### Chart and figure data
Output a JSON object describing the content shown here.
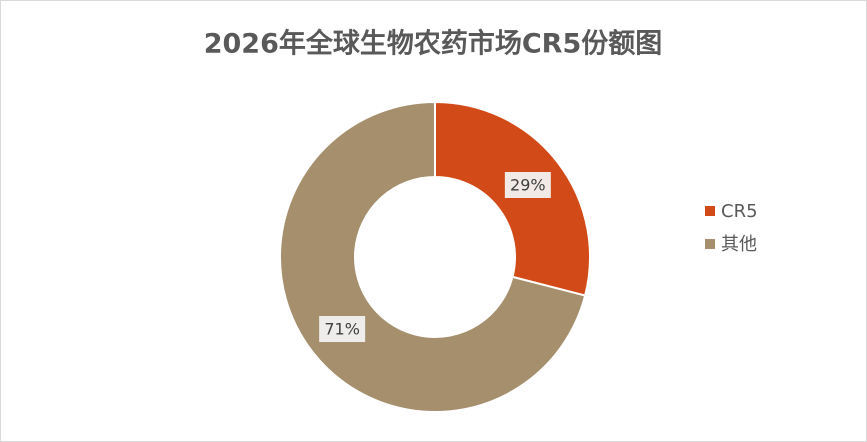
{
  "chart_data": {
    "type": "donut",
    "title": "2026年全球生物农药市场CR5份额图",
    "categories": [
      "CR5",
      "其他"
    ],
    "values": [
      29,
      71
    ],
    "value_labels": [
      "29%",
      "71%"
    ],
    "colors": [
      "#d24a17",
      "#a58f6c"
    ],
    "legend_position": "right"
  }
}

### Stated task
In the copy, include no pictures; restate the listing above exactly.

### Expected answer
Output a JSON object describing the content shown here.
{
  "chart_data": {
    "type": "donut",
    "title": "2026年全球生物农药市场CR5份额图",
    "categories": [
      "CR5",
      "其他"
    ],
    "values": [
      29,
      71
    ],
    "value_labels": [
      "29%",
      "71%"
    ],
    "colors": [
      "#d24a17",
      "#a58f6c"
    ],
    "legend_position": "right"
  }
}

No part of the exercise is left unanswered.